*TEXT FOR ANALYSIS:*
↓↓↓

The name announcement took place at the National Museum of the US Army at Fort Belvoir, in Virginia. After a shroud was removed from the vehicle’s 105mm cannon, the barrel revealed the name Booker.

M10 Booker
The unveiling event on June 10. Spenscer Williams / US Army

There are two people, both deceased, with the surname Booker who are specifically honored in the naming. The first is Robert D. Booker, a soldier who fought as part of the US Army in North Africa in 1943. Fighting against Axis forces, Robert Booker used his machine gun to defeat one machine gun nest, and then despite receiving fatal injuries, guided his squad as they advanced, actions for which he was awarded a posthumous medal of honor. 

The second person honored is Stevon A. Booker, who was among the tank crew leading the April 2003 assault on Baghdad. After the machine gun mounted on the tank failed, he lay prone on top of the tank and guided his unit to defeat anti-tank fire, continuing until he was fatally wounded, actions for which he was awarded a posthumous Distinguished Service Cross.

“The M10 Booker Combat Vehicle is named in [their] honor because it will accomplish what they both did – enabling squads to continue pushing forward through heavy machine-gun fire while protecting our most important weapon system: our Soldiers,” Army Chief of Staff General James McConville said at the Fort Belvoir celebration of the Army’s 248th birthday.

↑↑↑

*WORK REQUEST:* Translate this sentence from the M10 Booker text into Spanish: "The second person honored is Stevon A. Booker, who was among the tank crew leading the April 2003 assault on Baghdad." The lines after the M10 Booker text are separate material with no connection to it.

*AVAILABLE DATA:*

↓↓↓

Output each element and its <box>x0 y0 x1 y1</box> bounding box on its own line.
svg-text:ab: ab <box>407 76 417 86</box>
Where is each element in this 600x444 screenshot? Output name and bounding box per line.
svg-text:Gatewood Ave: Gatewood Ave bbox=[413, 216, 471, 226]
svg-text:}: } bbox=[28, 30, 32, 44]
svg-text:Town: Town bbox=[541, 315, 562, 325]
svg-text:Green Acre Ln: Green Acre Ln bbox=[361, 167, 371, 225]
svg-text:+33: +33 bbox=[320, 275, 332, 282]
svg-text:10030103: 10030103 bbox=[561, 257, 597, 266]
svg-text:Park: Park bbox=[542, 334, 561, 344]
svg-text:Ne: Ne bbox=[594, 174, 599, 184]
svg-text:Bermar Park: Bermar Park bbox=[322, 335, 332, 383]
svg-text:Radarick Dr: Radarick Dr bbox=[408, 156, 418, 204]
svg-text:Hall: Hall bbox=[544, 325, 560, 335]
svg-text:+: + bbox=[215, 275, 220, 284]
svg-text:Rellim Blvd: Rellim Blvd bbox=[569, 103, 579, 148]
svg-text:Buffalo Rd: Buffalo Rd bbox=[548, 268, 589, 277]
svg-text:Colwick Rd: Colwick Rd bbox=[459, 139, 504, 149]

↑↑↑

*COMPLETED TASK:* La segunda persona homenajeada es Stevon A. Booker, quien formaba parte de la tripulación de tanque que encabezaba el asalto a Bagdad de abril de 2003.